**What is asked**:
Reproduce each line of the material exactly, minus any picture.

----------

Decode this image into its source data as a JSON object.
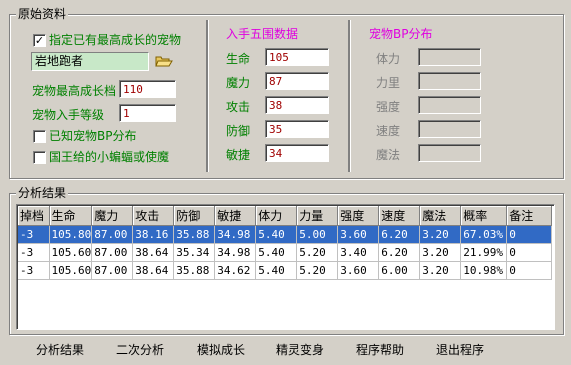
{
  "original_group": {
    "title": "原始资料",
    "specify_checkbox": {
      "checked": true,
      "label": "指定已有最高成长的宠物"
    },
    "pet_combo_value": "岩地跑者",
    "max_growth_label": "宠物最高成长档",
    "max_growth_value": "110",
    "level_label": "宠物入手等级",
    "level_value": "1",
    "known_bp_label": "已知宠物BP分布",
    "king_label": "国王给的小蝙蝠或使魔"
  },
  "stats_panel": {
    "title": "入手五围数据",
    "rows": [
      {
        "label": "生命",
        "value": "105"
      },
      {
        "label": "魔力",
        "value": "87"
      },
      {
        "label": "攻击",
        "value": "38"
      },
      {
        "label": "防御",
        "value": "35"
      },
      {
        "label": "敏捷",
        "value": "34"
      }
    ]
  },
  "bp_panel": {
    "title": "宠物BP分布",
    "rows": [
      {
        "label": "体力",
        "value": ""
      },
      {
        "label": "力里",
        "value": ""
      },
      {
        "label": "强度",
        "value": ""
      },
      {
        "label": "速度",
        "value": ""
      },
      {
        "label": "魔法",
        "value": ""
      }
    ]
  },
  "result_group": {
    "title": "分析结果",
    "columns": [
      "掉档",
      "生命",
      "魔力",
      "攻击",
      "防御",
      "敏捷",
      "体力",
      "力量",
      "强度",
      "速度",
      "魔法",
      "概率",
      "备注"
    ],
    "rows": [
      [
        "-3",
        "105.80",
        "87.00",
        "38.16",
        "35.88",
        "34.98",
        "5.40",
        "5.00",
        "3.60",
        "6.20",
        "3.20",
        "67.03%",
        "0"
      ],
      [
        "-3",
        "105.60",
        "87.00",
        "38.64",
        "35.34",
        "34.98",
        "5.40",
        "5.20",
        "3.40",
        "6.20",
        "3.20",
        "21.99%",
        "0"
      ],
      [
        "-3",
        "105.60",
        "87.00",
        "38.64",
        "35.88",
        "34.62",
        "5.40",
        "5.20",
        "3.60",
        "6.00",
        "3.20",
        "10.98%",
        "0"
      ]
    ]
  },
  "bottom_buttons": {
    "analyze": "分析结果",
    "secondary": "二次分析",
    "simulate": "模拟成长",
    "transform": "精灵变身",
    "help": "程序帮助",
    "exit": "退出程序"
  }
}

----------

**Result of this task**:
Decode this image into its source data as a JSON object.
{
  "original_group": {
    "title": "原始资料",
    "specify_checkbox": {
      "checked": true,
      "label": "指定已有最高成长的宠物"
    },
    "pet_combo_value": "岩地跑者",
    "max_growth_label": "宠物最高成长档",
    "max_growth_value": "110",
    "level_label": "宠物入手等级",
    "level_value": "1",
    "known_bp_label": "已知宠物BP分布",
    "king_label": "国王给的小蝙蝠或使魔"
  },
  "stats_panel": {
    "title": "入手五围数据",
    "rows": [
      {
        "label": "生命",
        "value": "105"
      },
      {
        "label": "魔力",
        "value": "87"
      },
      {
        "label": "攻击",
        "value": "38"
      },
      {
        "label": "防御",
        "value": "35"
      },
      {
        "label": "敏捷",
        "value": "34"
      }
    ]
  },
  "bp_panel": {
    "title": "宠物BP分布",
    "rows": [
      {
        "label": "体力",
        "value": ""
      },
      {
        "label": "力里",
        "value": ""
      },
      {
        "label": "强度",
        "value": ""
      },
      {
        "label": "速度",
        "value": ""
      },
      {
        "label": "魔法",
        "value": ""
      }
    ]
  },
  "result_group": {
    "title": "分析结果",
    "columns": [
      "掉档",
      "生命",
      "魔力",
      "攻击",
      "防御",
      "敏捷",
      "体力",
      "力量",
      "强度",
      "速度",
      "魔法",
      "概率",
      "备注"
    ],
    "rows": [
      [
        "-3",
        "105.80",
        "87.00",
        "38.16",
        "35.88",
        "34.98",
        "5.40",
        "5.00",
        "3.60",
        "6.20",
        "3.20",
        "67.03%",
        "0"
      ],
      [
        "-3",
        "105.60",
        "87.00",
        "38.64",
        "35.34",
        "34.98",
        "5.40",
        "5.20",
        "3.40",
        "6.20",
        "3.20",
        "21.99%",
        "0"
      ],
      [
        "-3",
        "105.60",
        "87.00",
        "38.64",
        "35.88",
        "34.62",
        "5.40",
        "5.20",
        "3.60",
        "6.00",
        "3.20",
        "10.98%",
        "0"
      ]
    ]
  },
  "bottom_buttons": {
    "analyze": "分析结果",
    "secondary": "二次分析",
    "simulate": "模拟成长",
    "transform": "精灵变身",
    "help": "程序帮助",
    "exit": "退出程序"
  }
}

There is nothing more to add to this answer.